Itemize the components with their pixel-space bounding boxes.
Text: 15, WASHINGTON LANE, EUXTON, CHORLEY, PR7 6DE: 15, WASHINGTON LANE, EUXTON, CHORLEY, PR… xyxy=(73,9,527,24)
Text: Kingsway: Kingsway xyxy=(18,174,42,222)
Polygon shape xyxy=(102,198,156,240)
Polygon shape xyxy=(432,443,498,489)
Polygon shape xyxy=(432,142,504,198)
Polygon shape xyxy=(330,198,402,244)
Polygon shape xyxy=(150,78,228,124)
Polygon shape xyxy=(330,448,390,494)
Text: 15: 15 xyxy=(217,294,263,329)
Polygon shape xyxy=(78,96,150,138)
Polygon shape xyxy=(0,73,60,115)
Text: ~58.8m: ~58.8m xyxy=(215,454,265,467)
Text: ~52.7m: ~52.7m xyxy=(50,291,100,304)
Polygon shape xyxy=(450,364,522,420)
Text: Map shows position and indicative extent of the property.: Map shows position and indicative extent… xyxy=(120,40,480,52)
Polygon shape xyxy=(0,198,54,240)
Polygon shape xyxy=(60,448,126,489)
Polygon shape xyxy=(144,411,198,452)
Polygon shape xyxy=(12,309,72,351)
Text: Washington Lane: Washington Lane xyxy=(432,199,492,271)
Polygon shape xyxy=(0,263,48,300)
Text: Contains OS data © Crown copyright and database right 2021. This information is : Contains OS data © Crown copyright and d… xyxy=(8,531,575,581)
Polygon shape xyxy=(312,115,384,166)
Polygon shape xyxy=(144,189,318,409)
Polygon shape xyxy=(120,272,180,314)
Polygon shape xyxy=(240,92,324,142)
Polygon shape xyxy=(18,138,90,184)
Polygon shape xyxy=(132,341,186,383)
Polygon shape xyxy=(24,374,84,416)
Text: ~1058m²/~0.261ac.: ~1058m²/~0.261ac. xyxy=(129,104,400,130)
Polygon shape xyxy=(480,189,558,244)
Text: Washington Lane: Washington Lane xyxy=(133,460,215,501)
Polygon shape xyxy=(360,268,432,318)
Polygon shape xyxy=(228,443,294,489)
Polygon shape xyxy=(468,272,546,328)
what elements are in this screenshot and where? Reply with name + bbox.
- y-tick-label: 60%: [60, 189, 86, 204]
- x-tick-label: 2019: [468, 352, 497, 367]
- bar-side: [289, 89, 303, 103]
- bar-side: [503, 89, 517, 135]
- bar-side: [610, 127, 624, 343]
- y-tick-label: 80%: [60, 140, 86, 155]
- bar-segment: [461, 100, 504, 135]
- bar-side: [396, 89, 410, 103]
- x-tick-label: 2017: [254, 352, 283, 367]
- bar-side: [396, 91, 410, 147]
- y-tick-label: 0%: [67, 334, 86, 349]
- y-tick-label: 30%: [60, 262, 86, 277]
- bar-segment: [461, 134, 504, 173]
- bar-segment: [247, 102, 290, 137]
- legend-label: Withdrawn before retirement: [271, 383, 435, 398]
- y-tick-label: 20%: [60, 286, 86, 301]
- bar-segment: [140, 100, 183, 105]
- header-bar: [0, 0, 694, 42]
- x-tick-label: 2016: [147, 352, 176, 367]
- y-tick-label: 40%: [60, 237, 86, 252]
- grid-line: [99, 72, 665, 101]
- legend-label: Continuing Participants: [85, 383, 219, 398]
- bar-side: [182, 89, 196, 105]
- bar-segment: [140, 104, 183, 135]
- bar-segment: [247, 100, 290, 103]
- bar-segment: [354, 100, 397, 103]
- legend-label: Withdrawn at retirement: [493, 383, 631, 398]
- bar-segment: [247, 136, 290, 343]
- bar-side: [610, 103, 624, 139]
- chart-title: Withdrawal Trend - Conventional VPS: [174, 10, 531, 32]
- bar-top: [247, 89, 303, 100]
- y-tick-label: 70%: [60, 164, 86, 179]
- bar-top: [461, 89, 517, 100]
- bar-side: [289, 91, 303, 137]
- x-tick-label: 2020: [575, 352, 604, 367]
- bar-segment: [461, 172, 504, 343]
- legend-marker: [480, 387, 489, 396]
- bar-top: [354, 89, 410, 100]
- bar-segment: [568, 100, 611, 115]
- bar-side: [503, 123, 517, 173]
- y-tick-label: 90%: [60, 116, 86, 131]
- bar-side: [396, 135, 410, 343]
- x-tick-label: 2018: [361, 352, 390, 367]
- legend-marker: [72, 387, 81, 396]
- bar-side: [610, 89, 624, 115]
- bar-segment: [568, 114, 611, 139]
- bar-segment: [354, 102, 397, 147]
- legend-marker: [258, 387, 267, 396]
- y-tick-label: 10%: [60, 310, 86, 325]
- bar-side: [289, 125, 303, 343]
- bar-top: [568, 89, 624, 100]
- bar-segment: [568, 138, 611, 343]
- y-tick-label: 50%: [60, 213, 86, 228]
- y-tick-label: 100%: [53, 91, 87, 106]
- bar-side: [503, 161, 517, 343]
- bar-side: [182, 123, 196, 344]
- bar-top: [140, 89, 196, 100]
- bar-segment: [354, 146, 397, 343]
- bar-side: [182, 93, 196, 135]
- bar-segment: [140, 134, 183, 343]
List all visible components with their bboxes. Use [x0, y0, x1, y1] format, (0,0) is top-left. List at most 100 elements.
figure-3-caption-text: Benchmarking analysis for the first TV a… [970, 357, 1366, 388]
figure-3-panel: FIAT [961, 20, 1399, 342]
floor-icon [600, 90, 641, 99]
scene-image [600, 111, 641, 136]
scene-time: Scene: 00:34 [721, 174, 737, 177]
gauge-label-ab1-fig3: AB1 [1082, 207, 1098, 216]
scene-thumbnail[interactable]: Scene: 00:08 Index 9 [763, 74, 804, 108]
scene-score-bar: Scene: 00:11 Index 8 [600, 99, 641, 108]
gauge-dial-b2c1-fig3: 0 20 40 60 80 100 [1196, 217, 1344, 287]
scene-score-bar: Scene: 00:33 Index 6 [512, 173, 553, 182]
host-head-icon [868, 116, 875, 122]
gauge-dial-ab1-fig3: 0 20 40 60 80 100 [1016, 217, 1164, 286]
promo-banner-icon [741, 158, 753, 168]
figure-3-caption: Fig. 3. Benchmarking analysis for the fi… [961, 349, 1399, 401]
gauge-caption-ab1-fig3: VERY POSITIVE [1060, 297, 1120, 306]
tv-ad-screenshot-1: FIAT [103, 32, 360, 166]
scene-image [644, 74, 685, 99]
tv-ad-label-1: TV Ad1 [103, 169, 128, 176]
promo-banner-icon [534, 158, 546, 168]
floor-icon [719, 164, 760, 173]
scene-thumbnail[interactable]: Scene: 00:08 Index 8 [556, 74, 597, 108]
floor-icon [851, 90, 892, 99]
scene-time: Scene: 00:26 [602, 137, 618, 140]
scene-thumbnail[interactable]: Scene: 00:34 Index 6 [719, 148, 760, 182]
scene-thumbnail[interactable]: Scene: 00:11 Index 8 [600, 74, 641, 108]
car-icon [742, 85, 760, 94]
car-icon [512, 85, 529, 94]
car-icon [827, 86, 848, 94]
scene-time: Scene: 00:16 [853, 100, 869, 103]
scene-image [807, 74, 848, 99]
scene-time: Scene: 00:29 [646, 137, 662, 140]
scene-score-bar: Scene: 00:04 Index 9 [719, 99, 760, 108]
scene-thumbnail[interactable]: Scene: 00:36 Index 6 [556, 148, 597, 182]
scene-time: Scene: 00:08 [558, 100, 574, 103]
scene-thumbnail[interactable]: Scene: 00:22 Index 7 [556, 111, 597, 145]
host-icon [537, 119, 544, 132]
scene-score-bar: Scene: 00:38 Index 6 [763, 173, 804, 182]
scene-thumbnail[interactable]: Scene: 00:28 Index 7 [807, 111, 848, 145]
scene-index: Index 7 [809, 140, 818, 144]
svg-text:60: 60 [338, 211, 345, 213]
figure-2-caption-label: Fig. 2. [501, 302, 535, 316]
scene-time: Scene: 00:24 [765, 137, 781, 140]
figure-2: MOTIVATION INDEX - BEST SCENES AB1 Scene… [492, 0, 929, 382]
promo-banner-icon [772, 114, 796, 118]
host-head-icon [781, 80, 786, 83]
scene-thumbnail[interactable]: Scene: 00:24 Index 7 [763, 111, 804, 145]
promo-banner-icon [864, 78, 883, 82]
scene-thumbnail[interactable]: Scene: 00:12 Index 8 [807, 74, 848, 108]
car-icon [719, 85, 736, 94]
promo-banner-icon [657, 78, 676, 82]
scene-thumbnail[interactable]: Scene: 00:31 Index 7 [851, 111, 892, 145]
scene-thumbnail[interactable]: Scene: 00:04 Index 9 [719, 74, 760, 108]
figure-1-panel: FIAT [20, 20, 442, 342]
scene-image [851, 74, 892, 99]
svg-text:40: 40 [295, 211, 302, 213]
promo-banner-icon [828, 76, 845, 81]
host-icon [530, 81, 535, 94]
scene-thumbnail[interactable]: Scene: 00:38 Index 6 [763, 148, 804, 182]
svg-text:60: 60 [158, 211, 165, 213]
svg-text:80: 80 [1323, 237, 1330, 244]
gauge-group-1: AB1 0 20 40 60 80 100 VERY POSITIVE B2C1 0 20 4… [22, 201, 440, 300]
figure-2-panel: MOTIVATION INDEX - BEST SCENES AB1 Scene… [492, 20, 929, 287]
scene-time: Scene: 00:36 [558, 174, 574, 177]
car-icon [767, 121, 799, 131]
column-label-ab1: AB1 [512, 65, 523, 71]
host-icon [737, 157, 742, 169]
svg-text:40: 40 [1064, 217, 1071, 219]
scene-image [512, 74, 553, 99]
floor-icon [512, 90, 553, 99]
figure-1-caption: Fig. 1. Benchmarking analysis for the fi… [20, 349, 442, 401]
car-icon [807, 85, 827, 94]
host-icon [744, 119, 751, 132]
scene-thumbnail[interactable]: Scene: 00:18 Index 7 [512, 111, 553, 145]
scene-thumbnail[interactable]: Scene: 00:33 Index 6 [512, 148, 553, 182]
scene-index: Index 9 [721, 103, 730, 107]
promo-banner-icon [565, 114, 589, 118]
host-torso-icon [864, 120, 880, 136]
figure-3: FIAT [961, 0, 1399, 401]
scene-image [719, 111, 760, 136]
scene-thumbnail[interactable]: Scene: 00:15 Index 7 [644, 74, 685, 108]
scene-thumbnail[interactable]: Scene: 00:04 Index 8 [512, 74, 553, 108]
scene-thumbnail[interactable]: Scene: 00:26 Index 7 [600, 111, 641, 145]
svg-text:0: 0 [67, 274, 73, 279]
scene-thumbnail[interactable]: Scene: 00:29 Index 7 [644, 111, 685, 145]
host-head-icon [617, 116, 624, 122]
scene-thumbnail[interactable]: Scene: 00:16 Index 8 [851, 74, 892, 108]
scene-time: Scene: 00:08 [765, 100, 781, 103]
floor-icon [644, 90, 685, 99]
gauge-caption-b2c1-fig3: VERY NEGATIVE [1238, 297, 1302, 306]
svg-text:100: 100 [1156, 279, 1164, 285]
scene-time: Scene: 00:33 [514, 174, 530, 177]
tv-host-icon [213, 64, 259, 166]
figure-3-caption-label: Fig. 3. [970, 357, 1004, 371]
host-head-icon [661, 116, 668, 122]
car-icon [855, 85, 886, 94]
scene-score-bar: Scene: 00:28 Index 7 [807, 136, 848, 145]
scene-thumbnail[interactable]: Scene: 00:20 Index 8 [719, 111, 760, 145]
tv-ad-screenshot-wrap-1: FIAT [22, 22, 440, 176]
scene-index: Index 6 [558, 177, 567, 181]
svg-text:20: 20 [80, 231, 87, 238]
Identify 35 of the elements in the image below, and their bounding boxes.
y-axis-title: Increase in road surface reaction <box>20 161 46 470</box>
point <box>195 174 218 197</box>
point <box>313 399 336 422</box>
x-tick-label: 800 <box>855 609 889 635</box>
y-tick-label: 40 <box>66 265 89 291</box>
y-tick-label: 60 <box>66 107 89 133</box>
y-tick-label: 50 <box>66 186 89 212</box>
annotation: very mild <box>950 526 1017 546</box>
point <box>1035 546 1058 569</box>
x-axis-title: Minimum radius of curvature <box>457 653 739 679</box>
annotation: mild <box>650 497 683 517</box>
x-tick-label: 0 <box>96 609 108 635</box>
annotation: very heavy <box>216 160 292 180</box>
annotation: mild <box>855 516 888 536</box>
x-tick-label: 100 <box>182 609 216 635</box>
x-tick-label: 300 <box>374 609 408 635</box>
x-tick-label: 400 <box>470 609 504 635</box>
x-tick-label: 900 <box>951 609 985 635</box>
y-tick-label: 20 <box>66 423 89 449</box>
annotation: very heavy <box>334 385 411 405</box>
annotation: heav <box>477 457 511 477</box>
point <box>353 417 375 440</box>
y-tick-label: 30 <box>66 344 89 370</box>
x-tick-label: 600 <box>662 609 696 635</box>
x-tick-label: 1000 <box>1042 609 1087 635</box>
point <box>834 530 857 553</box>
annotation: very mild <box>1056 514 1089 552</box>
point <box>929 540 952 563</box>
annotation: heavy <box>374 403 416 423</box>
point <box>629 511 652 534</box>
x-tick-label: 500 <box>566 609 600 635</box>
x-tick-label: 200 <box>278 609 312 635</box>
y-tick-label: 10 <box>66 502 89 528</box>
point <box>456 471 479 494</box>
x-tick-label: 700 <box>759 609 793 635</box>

## [課題内容]
項目の先頭から「Polygon shape xyxy=(150,78,228,124)」を含む行までを、両端の行も含めてそのまま書き写してください。

## [結果]
Itemize the components with their pixel-space bounding boxes.
Text: 15, WASHINGTON LANE, EUXTON, CHORLEY, PR7 6DE: 15, WASHINGTON LANE, EUXTON, CHORLEY, PR… xyxy=(73,9,527,24)
Text: Kingsway: Kingsway xyxy=(18,174,42,222)
Polygon shape xyxy=(102,198,156,240)
Polygon shape xyxy=(432,443,498,489)
Polygon shape xyxy=(432,142,504,198)
Polygon shape xyxy=(330,198,402,244)
Polygon shape xyxy=(150,78,228,124)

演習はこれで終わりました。